◆ Aim of the exercise: Search the material for the string "section" and copy each line where it occurs.
____ Supplied data
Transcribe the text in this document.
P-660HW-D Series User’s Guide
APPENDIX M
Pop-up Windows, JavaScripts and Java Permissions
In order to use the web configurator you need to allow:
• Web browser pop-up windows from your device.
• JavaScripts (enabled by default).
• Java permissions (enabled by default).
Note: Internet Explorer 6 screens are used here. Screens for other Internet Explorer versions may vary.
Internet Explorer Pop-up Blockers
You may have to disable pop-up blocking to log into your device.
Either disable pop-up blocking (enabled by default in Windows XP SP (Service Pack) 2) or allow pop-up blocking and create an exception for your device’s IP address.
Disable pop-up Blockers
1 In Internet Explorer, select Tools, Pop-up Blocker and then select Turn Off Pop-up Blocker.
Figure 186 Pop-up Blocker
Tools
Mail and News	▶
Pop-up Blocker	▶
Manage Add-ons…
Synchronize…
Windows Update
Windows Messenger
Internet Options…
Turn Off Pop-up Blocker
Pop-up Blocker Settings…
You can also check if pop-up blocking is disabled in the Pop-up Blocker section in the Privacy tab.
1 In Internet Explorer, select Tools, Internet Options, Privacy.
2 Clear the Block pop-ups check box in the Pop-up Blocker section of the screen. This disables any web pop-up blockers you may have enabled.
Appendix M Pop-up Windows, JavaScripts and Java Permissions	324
________
____ Supplied data
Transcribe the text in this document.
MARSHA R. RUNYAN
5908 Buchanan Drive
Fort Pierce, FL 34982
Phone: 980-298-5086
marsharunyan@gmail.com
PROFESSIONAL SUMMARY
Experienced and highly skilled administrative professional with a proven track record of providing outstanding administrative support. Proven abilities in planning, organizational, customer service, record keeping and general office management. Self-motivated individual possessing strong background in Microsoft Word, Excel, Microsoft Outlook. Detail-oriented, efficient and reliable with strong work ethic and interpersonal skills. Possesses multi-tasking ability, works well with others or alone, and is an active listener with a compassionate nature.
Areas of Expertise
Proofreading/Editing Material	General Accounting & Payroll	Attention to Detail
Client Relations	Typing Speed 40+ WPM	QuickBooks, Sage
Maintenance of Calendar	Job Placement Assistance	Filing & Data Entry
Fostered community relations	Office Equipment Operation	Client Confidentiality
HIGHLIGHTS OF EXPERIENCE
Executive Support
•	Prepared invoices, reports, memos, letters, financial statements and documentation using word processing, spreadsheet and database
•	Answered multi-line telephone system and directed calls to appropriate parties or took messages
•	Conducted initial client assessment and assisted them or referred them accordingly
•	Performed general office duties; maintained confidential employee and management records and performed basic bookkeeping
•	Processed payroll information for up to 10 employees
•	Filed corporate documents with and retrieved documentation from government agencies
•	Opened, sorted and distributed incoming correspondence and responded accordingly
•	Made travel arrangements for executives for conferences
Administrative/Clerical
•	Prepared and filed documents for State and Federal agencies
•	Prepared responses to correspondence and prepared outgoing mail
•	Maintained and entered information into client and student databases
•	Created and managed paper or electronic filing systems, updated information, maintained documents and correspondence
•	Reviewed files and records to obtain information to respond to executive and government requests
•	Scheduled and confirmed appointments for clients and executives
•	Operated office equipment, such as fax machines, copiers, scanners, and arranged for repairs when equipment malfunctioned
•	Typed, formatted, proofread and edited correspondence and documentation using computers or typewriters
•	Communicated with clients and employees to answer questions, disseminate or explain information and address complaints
________
◆ In response:
You can also check if pop-up blocking is disabled in the Pop-up Blocker section in the Privacy tab.
2 Clear the Block pop-ups check box in the Pop-up Blocker section of the screen. This disables any web pop-up blockers you may have enabled.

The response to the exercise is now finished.